**Task brief**
Tally the lines of the listing that contain the string "пребывания". Give the number and nothing else.

── Provided records

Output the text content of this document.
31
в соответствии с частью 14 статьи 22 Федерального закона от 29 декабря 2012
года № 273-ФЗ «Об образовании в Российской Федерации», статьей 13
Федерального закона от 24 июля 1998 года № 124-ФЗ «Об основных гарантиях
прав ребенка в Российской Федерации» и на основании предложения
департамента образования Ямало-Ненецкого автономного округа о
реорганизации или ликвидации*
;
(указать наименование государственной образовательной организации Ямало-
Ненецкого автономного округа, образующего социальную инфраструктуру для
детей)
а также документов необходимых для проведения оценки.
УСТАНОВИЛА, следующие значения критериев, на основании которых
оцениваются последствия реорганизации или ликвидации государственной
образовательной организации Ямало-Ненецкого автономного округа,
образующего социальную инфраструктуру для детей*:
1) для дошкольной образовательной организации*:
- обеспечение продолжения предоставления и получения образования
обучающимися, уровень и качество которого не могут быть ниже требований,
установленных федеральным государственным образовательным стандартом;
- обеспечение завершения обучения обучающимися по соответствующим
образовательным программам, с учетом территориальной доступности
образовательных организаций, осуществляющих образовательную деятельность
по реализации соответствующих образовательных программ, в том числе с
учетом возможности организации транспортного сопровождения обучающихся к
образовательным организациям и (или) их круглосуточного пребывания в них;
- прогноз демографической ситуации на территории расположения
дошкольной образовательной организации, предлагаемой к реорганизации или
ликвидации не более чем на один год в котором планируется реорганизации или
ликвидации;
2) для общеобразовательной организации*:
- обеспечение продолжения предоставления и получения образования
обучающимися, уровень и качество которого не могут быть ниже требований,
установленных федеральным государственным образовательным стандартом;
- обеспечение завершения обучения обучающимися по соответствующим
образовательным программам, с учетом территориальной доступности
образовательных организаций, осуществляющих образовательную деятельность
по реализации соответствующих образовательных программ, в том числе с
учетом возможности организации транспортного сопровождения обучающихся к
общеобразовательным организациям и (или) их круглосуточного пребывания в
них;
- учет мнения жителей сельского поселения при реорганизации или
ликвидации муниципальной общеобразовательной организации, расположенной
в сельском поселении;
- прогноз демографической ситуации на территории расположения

────

**Response to this task**
2